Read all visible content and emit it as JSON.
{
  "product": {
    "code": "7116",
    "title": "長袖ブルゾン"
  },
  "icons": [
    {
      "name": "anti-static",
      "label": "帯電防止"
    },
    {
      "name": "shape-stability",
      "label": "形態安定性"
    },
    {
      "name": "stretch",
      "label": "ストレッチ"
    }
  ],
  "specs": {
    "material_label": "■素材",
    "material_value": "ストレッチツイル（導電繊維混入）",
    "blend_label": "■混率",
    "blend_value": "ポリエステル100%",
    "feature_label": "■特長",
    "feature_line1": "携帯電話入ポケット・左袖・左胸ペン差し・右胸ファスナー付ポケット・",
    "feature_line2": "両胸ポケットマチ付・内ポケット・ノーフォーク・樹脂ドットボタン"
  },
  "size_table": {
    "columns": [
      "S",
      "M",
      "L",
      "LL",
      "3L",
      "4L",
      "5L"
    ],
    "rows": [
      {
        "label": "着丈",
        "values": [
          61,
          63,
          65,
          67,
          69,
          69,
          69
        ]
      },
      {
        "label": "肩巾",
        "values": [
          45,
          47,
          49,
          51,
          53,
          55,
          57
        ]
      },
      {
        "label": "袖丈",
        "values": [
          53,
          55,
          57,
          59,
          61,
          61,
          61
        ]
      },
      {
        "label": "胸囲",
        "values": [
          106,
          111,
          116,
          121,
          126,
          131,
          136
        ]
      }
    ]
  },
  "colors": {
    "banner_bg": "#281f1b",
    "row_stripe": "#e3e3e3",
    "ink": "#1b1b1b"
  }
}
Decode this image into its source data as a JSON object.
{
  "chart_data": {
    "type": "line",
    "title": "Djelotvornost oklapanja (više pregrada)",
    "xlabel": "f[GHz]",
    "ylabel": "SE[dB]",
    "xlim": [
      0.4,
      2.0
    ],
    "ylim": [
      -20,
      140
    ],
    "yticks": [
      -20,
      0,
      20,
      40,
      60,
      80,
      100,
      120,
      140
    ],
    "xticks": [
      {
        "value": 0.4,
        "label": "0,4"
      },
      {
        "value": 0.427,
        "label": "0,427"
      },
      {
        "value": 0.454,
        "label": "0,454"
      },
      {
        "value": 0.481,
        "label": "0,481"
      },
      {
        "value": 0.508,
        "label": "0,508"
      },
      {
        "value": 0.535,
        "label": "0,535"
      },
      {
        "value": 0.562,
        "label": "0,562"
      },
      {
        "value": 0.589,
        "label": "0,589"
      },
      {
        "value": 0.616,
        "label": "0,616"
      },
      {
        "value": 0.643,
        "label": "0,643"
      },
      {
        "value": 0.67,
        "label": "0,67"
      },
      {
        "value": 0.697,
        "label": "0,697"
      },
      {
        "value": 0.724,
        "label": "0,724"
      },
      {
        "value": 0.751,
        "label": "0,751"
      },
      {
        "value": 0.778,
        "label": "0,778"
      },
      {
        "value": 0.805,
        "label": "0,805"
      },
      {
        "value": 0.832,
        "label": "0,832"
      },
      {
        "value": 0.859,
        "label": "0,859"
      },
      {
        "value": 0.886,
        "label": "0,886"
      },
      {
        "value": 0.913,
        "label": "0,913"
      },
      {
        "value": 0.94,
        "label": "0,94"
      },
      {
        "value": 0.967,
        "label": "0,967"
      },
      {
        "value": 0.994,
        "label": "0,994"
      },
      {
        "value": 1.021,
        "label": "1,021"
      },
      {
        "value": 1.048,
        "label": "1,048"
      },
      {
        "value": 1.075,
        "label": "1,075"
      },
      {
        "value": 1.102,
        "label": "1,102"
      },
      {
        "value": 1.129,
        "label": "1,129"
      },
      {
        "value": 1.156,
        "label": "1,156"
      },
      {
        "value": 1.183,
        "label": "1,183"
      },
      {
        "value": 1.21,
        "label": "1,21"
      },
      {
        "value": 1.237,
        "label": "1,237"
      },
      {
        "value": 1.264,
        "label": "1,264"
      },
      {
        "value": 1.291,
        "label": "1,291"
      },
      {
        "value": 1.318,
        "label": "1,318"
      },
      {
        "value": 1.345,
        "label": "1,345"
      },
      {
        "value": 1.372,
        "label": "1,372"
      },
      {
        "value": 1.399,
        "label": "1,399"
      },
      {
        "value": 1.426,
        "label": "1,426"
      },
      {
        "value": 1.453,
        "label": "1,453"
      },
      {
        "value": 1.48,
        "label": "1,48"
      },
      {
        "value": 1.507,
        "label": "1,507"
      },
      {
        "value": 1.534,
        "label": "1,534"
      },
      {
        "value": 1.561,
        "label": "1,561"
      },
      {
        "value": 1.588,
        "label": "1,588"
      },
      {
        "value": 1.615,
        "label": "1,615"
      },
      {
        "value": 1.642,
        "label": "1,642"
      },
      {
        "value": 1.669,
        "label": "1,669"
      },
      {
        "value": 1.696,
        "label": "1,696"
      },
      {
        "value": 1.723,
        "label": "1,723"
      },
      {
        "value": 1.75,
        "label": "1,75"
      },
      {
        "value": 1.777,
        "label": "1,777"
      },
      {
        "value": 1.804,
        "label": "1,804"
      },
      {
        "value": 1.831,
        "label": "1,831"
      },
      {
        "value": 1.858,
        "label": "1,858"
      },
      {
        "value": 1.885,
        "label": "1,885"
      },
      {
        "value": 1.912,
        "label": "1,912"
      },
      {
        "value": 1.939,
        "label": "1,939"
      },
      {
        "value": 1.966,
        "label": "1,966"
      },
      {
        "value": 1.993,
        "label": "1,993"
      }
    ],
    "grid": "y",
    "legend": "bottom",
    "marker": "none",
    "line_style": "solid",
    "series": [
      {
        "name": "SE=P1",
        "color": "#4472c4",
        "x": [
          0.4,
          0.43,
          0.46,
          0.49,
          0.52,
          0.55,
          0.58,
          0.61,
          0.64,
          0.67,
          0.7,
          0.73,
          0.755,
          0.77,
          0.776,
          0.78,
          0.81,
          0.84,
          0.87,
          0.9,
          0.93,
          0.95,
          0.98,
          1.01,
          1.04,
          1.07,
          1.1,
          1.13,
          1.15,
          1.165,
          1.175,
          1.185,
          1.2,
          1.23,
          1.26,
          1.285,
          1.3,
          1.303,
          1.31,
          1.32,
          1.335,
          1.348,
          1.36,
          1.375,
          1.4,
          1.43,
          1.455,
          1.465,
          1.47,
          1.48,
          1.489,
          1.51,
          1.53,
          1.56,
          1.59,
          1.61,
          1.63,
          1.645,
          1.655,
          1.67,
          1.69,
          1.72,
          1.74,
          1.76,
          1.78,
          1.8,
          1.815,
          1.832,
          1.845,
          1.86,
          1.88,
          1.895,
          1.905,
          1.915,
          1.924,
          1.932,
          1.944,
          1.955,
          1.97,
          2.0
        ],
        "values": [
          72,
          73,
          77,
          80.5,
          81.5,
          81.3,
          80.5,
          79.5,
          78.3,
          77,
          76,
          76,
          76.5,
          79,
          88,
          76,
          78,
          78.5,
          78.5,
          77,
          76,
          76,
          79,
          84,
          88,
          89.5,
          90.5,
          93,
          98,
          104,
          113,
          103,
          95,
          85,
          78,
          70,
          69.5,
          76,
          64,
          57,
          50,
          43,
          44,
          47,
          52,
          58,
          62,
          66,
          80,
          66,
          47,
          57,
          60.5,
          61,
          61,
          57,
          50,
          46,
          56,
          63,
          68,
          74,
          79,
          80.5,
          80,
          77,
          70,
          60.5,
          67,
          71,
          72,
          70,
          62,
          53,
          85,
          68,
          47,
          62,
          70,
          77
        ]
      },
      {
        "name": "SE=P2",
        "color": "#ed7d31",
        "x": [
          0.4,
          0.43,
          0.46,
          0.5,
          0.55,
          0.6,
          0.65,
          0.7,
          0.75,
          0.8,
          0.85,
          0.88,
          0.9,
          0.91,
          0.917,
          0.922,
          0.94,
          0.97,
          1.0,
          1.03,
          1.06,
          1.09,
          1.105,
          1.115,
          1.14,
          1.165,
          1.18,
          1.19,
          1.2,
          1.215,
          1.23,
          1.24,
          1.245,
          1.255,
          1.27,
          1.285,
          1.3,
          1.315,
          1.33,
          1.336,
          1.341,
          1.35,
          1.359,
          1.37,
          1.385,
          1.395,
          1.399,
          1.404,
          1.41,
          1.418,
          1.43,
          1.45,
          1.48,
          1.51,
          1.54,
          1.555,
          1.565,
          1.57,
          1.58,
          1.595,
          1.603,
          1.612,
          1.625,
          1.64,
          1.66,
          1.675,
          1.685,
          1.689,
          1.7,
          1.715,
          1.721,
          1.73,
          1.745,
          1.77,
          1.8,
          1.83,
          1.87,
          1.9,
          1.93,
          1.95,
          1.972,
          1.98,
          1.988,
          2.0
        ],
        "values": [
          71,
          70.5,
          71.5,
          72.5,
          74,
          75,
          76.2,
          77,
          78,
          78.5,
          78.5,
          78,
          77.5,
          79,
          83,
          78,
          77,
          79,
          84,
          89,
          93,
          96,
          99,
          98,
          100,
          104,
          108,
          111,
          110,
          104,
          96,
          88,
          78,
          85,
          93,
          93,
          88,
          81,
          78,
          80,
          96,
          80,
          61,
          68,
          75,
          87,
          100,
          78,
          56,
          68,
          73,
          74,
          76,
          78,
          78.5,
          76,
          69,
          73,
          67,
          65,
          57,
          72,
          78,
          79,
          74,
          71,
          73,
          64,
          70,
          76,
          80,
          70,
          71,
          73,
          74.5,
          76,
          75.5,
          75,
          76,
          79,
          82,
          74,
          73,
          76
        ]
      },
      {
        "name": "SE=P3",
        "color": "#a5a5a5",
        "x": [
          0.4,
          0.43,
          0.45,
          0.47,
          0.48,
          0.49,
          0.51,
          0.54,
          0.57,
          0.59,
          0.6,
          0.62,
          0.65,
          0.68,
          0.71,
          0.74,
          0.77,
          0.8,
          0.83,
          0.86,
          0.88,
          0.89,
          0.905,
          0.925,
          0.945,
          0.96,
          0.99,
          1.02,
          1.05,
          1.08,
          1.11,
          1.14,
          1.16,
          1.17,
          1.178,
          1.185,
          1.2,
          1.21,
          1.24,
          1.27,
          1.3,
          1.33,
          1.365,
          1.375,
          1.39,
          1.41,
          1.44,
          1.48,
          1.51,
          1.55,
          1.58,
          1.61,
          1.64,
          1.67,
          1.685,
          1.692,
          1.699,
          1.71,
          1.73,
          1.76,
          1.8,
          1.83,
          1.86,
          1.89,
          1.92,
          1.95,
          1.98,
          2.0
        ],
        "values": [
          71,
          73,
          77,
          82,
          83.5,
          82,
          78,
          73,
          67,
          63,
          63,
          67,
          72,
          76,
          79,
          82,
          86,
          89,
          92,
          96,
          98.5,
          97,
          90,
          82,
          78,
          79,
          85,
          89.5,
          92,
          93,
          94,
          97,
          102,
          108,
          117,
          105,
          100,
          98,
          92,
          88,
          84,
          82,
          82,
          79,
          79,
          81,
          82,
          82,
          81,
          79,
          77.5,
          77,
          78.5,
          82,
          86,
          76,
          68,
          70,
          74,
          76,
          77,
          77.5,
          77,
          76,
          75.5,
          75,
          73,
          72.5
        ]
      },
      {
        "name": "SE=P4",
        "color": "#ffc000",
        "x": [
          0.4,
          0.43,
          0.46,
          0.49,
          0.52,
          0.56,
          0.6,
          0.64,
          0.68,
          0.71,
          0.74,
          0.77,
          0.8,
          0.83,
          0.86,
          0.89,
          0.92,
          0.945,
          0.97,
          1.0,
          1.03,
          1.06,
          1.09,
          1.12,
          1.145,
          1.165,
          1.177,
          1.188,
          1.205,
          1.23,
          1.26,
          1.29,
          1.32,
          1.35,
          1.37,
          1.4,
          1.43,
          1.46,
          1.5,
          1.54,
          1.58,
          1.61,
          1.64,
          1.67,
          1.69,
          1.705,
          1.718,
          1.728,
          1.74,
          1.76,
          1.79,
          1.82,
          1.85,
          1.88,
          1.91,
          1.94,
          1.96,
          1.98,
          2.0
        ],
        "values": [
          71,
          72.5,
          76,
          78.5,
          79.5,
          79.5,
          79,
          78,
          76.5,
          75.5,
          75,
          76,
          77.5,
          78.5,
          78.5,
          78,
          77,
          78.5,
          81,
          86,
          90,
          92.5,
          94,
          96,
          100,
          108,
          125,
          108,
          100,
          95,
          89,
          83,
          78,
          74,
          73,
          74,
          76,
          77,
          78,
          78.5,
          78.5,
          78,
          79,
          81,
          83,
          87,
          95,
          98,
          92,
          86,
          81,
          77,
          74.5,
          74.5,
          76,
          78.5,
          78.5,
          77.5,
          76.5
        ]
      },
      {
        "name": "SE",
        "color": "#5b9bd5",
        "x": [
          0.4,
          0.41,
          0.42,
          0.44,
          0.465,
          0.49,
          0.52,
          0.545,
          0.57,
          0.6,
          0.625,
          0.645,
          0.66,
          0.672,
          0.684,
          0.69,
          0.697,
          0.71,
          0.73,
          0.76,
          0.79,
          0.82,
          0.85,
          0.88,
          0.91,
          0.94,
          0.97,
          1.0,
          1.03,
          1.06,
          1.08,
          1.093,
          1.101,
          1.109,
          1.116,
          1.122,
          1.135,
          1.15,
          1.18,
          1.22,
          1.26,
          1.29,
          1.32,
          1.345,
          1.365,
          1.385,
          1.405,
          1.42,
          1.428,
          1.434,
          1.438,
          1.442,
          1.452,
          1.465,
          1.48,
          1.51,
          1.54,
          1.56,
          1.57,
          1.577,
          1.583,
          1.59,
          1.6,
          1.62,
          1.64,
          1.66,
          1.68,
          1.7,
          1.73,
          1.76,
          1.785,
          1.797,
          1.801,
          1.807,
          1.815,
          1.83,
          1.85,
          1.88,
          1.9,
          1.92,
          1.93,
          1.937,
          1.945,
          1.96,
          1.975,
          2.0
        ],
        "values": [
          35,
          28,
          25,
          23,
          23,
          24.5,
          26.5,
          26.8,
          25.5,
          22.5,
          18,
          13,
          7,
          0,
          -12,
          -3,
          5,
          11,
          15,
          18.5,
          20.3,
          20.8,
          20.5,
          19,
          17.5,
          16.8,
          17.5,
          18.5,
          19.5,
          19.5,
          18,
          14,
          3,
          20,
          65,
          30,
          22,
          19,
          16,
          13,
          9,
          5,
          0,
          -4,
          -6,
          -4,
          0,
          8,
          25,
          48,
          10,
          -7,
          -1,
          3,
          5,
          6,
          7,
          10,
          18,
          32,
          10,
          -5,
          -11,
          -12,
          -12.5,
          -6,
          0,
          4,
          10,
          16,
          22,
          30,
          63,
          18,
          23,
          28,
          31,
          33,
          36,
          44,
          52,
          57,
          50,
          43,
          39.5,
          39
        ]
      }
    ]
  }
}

▶ **YOUR INSTRUCTIONS**: Look through the data and gather every line with the string "JSON" in it.

▶ **WRITTEN REPLY**:
Read all visible content and emit it as JSON.
Decode this image into its source data as a JSON object.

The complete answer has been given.